◆ **Work to complete**
Quote every line below exactly and skip any picture.

◆ **Provided entries**

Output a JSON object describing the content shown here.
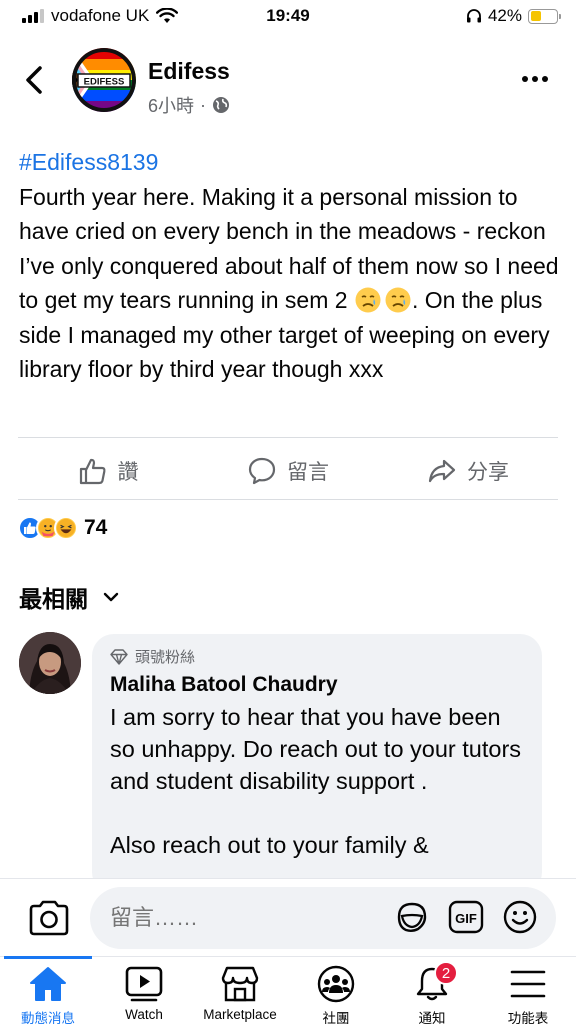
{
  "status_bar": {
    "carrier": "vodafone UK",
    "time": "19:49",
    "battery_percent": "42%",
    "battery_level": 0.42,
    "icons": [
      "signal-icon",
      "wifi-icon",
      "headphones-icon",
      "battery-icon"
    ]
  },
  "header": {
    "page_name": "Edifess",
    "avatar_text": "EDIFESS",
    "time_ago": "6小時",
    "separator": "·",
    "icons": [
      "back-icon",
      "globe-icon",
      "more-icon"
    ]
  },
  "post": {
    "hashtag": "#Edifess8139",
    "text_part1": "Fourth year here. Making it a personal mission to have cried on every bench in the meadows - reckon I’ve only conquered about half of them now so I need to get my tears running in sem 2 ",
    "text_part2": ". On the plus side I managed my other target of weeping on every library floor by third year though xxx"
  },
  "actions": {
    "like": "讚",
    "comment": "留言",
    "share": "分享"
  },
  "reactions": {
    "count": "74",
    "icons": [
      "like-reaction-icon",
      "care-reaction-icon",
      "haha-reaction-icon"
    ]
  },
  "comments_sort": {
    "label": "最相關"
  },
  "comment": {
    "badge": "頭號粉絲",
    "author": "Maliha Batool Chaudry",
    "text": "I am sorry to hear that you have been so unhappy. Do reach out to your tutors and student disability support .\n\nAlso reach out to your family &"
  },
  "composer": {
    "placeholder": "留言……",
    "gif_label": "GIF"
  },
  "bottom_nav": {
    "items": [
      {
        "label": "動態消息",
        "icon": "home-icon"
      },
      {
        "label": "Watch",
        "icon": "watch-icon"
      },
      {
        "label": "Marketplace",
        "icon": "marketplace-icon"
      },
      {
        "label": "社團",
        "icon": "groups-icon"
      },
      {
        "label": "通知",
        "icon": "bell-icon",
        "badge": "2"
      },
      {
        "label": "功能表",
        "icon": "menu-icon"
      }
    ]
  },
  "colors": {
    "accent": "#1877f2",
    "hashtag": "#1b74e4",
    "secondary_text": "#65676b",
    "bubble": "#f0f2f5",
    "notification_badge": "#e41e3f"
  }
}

◆ **Result for this exercise**
Output a JSON object describing the content shown here.
{
  "status_bar": {
    "carrier": "vodafone UK",
    "time": "19:49",
    "battery_percent": "42%",
    "battery_level": 0.42,
    "icons": [
      "signal-icon",
      "wifi-icon",
      "headphones-icon",
      "battery-icon"
    ]
  },
  "header": {
    "page_name": "Edifess",
    "avatar_text": "EDIFESS",
    "time_ago": "6小時",
    "separator": "·",
    "icons": [
      "back-icon",
      "globe-icon",
      "more-icon"
    ]
  },
  "post": {
    "hashtag": "#Edifess8139",
    "text_part1": "Fourth year here. Making it a personal mission to have cried on every bench in the meadows - reckon I’ve only conquered about half of them now so I need to get my tears running in sem 2 ",
    "text_part2": ". On the plus side I managed my other target of weeping on every library floor by third year though xxx"
  },
  "actions": {
    "like": "讚",
    "comment": "留言",
    "share": "分享"
  },
  "reactions": {
    "count": "74",
    "icons": [
      "like-reaction-icon",
      "care-reaction-icon",
      "haha-reaction-icon"
    ]
  },
  "comments_sort": {
    "label": "最相關"
  },
  "comment": {
    "badge": "頭號粉絲",
    "author": "Maliha Batool Chaudry",
    "text": "I am sorry to hear that you have been so unhappy. Do reach out to your tutors and student disability support .\n\nAlso reach out to your family &"
  },
  "composer": {
    "placeholder": "留言……",
    "gif_label": "GIF"
  },
  "bottom_nav": {
    "items": [
      {
        "label": "動態消息",
        "icon": "home-icon"
      },
      {
        "label": "Watch",
        "icon": "watch-icon"
      },
      {
        "label": "Marketplace",
        "icon": "marketplace-icon"
      },
      {
        "label": "社團",
        "icon": "groups-icon"
      },
      {
        "label": "通知",
        "icon": "bell-icon",
        "badge": "2"
      },
      {
        "label": "功能表",
        "icon": "menu-icon"
      }
    ]
  },
  "colors": {
    "accent": "#1877f2",
    "hashtag": "#1b74e4",
    "secondary_text": "#65676b",
    "bubble": "#f0f2f5",
    "notification_badge": "#e41e3f"
  }
}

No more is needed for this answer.